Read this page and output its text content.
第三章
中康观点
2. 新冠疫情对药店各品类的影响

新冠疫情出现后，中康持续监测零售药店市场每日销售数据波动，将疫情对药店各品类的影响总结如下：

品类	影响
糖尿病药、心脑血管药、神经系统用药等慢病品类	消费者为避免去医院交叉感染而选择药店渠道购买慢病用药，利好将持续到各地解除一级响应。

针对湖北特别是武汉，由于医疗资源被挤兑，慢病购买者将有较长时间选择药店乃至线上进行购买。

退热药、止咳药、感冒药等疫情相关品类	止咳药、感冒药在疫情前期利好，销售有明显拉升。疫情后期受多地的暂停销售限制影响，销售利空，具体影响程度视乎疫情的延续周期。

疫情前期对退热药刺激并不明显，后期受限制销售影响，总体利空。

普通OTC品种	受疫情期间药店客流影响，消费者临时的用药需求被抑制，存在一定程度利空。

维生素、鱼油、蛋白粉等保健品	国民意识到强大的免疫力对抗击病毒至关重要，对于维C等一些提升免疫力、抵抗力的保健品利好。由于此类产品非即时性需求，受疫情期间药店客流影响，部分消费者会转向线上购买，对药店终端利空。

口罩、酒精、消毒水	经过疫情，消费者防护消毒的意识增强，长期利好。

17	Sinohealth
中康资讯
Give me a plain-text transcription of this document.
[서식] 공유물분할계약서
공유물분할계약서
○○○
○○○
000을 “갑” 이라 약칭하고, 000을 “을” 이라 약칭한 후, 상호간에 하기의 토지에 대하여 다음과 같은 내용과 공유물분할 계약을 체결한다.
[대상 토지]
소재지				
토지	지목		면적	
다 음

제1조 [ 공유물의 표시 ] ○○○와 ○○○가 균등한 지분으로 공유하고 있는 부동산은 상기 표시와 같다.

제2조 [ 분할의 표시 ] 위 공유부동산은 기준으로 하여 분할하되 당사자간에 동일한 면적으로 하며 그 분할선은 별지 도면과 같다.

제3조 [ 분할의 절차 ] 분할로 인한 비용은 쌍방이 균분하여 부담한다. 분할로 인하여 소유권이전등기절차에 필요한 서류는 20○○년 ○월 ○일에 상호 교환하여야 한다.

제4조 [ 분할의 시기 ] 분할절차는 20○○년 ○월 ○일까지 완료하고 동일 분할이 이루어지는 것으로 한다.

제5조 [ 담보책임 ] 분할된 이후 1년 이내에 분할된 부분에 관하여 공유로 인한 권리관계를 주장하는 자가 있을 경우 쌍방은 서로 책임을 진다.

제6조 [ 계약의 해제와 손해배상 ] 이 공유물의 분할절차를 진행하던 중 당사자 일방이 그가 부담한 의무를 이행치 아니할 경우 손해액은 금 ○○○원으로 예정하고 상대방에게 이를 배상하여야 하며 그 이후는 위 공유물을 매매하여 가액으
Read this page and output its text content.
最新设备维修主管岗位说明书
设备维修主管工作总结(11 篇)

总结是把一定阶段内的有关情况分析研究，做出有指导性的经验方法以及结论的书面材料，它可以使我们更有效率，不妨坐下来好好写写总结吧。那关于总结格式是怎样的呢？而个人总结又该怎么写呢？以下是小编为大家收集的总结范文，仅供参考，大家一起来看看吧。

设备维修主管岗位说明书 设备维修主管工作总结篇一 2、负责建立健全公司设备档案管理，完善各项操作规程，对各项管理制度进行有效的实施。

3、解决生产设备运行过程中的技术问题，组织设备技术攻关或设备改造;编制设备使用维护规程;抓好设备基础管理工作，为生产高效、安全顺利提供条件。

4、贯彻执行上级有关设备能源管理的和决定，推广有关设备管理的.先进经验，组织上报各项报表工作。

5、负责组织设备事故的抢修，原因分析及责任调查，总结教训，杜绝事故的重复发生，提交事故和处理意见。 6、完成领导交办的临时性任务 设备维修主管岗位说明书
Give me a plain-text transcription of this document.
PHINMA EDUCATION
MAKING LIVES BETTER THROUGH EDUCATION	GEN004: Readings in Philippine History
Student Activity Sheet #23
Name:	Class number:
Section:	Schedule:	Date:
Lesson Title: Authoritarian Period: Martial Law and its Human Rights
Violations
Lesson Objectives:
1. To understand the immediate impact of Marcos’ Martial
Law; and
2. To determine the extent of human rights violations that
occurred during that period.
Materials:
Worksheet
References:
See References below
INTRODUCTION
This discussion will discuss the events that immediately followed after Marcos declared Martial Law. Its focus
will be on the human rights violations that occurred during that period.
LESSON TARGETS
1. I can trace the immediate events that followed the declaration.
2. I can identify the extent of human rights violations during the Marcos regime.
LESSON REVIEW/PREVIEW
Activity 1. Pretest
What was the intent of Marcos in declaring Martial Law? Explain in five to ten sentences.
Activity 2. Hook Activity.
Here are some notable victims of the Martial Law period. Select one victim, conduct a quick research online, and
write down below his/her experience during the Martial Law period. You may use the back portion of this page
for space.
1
+++
### Task requirements
Look through the entries above and report each line where the string "occurred" occurs.

### Output for this task
occurred during that period.
will be on the human rights violations that occurred during that period.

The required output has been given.